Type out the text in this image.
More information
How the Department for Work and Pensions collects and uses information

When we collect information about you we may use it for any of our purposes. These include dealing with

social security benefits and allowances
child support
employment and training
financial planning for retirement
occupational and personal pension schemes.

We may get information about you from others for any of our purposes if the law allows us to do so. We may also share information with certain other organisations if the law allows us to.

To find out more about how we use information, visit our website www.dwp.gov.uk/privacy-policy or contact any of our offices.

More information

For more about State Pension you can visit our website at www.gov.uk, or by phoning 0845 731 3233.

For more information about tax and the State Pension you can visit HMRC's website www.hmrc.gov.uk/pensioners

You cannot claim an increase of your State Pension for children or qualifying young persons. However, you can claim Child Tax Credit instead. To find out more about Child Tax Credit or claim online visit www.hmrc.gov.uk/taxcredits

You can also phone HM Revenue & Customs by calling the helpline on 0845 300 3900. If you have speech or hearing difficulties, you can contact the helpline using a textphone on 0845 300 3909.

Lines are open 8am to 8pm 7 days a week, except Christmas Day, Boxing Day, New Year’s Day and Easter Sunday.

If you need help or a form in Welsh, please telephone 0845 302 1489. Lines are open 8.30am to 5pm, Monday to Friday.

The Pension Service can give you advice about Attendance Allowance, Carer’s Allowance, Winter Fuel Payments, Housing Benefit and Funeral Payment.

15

+--

Please restate the data word for word, every record included.

▸ **Written response**
Type out the text in this image.
More information
How the Department for Work and Pensions collects and uses information

When we collect information about you we may use it for any of our purposes. These include dealing with

social security benefits and allowances
child support
employment and training
financial planning for retirement
occupational and personal pension schemes.

We may get information about you from others for any of our purposes if the law allows us to do so. We may also share information with certain other organisations if the law allows us to.

To find out more about how we use information, visit our website www.dwp.gov.uk/privacy-policy or contact any of our offices.

More information

For more about State Pension you can visit our website at www.gov.uk, or by phoning 0845 731 3233.

For more information about tax and the State Pension you can visit HMRC's website www.hmrc.gov.uk/pensioners

You cannot claim an increase of your State Pension for children or qualifying young persons. However, you can claim Child Tax Credit instead. To find out more about Child Tax Credit or claim online visit www.hmrc.gov.uk/taxcredits

You can also phone HM Revenue & Customs by calling the helpline on 0845 300 3900. If you have speech or hearing difficulties, you can contact the helpline using a textphone on 0845 300 3909.

Lines are open 8am to 8pm 7 days a week, except Christmas Day, Boxing Day, New Year’s Day and Easter Sunday.

If you need help or a form in Welsh, please telephone 0845 302 1489. Lines are open 8.30am to 5pm, Monday to Friday.

The Pension Service can give you advice about Attendance Allowance, Carer’s Allowance, Winter Fuel Payments, Housing Benefit and Funeral Payment.

15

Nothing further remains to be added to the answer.